** begin **
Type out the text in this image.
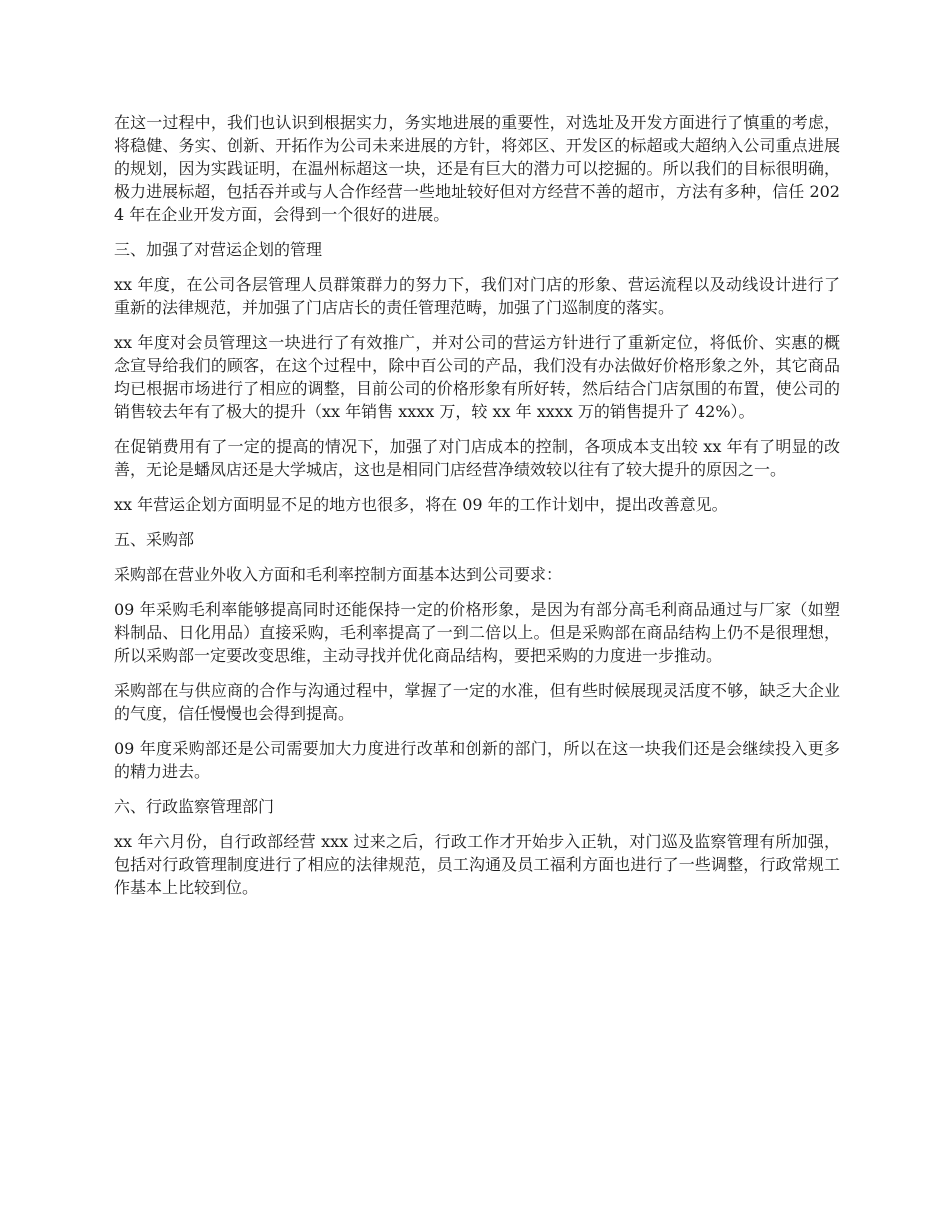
在这一过程中，我们也认识到根据实力，务实地进展的重要性，对选址及开发方面进行了慎重的考虑，将稳健、务实、创新、开拓作为公司未来进展的方针，将郊区、开发区的标超或大超纳入公司重点进展的规划，因为实践证明，在温州标超这一块，还是有巨大的潜力可以挖掘的。所以我们的目标很明确，极力进展标超，包括吞并或与人合作经营一些地址较好但对方经营不善的超市，方法有多种，信任 2024 年在企业开发方面，会得到一个很好的进展。

三、加强了对营运企划的管理

xx 年度，在公司各层管理人员群策群力的努力下，我们对门店的形象、营运流程以及动线设计进行了重新的法律规范，并加强了门店店长的责任管理范畴，加强了门巡制度的落实。

xx 年度对会员管理这一块进行了有效推广，并对公司的营运方针进行了重新定位，将低价、实惠的概念宣导给我们的顾客，在这个过程中，除中百公司的产品，我们没有办法做好价格形象之外，其它商品均已根据市场进行了相应的调整，目前公司的价格形象有所好转，然后结合门店氛围的布置，使公司的销售较去年有了极大的提升（xx 年销售 xxxx 万，较 xx 年 xxxx 万的销售提升了 42%）。

在促销费用有了一定的提高的情况下，加强了对门店成本的控制，各项成本支出较 xx 年有了明显的改善，无论是蟠凤店还是大学城店，这也是相同门店经营净绩效较以往有了较大提升的原因之一。

xx 年营运企划方面明显不足的地方也很多，将在 09 年的工作计划中，提出改善意见。

五、采购部

采购部在营业外收入方面和毛利率控制方面基本达到公司要求：

09 年采购毛利率能够提高同时还能保持一定的价格形象，是因为有部分高毛利商品通过与厂家（如塑料制品、日化用品）直接采购，毛利率提高了一到二倍以上。但是采购部在商品结构上仍不是很理想，所以采购部一定要改变思维，主动寻找并优化商品结构，要把采购的力度进一步推动。

采购部在与供应商的合作与沟通过程中，掌握了一定的水准，但有些时候展现灵活度不够，缺乏大企业的气度，信任慢慢也会得到提高。

09 年度采购部还是公司需要加大力度进行改革和创新的部门，所以在这一块我们还是会继续投入更多的精力进去。

六、行政监察管理部门

xx 年六月份，自行政部经营 xxx 过来之后，行政工作才开始步入正轨，对门巡及监察管理有所加强，包括对行政管理制度进行了相应的法律规范，员工沟通及员工福利方面也进行了一些调整，行政常规工作基本上比较到位。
** end **
GIVEN REQUEST:
Pictures excluded, quote all the data above exactly.

WRITTEN REPLY:
Type out the text in this image.
在这一过程中，我们也认识到根据实力，务实地进展的重要性，对选址及开发方面进行了慎重的考虑，将稳健、务实、创新、开拓作为公司未来进展的方针，将郊区、开发区的标超或大超纳入公司重点进展的规划，因为实践证明，在温州标超这一块，还是有巨大的潜力可以挖掘的。所以我们的目标很明确，极力进展标超，包括吞并或与人合作经营一些地址较好但对方经营不善的超市，方法有多种，信任 2024 年在企业开发方面，会得到一个很好的进展。

三、加强了对营运企划的管理

xx 年度，在公司各层管理人员群策群力的努力下，我们对门店的形象、营运流程以及动线设计进行了重新的法律规范，并加强了门店店长的责任管理范畴，加强了门巡制度的落实。

xx 年度对会员管理这一块进行了有效推广，并对公司的营运方针进行了重新定位，将低价、实惠的概念宣导给我们的顾客，在这个过程中，除中百公司的产品，我们没有办法做好价格形象之外，其它商品均已根据市场进行了相应的调整，目前公司的价格形象有所好转，然后结合门店氛围的布置，使公司的销售较去年有了极大的提升（xx 年销售 xxxx 万，较 xx 年 xxxx 万的销售提升了 42%）。

在促销费用有了一定的提高的情况下，加强了对门店成本的控制，各项成本支出较 xx 年有了明显的改善，无论是蟠凤店还是大学城店，这也是相同门店经营净绩效较以往有了较大提升的原因之一。

xx 年营运企划方面明显不足的地方也很多，将在 09 年的工作计划中，提出改善意见。

五、采购部

采购部在营业外收入方面和毛利率控制方面基本达到公司要求：

09 年采购毛利率能够提高同时还能保持一定的价格形象，是因为有部分高毛利商品通过与厂家（如塑料制品、日化用品）直接采购，毛利率提高了一到二倍以上。但是采购部在商品结构上仍不是很理想，所以采购部一定要改变思维，主动寻找并优化商品结构，要把采购的力度进一步推动。

采购部在与供应商的合作与沟通过程中，掌握了一定的水准，但有些时候展现灵活度不够，缺乏大企业的气度，信任慢慢也会得到提高。

09 年度采购部还是公司需要加大力度进行改革和创新的部门，所以在这一块我们还是会继续投入更多的精力进去。

六、行政监察管理部门

xx 年六月份，自行政部经营 xxx 过来之后，行政工作才开始步入正轨，对门巡及监察管理有所加强，包括对行政管理制度进行了相应的法律规范，员工沟通及员工福利方面也进行了一些调整，行政常规工作基本上比较到位。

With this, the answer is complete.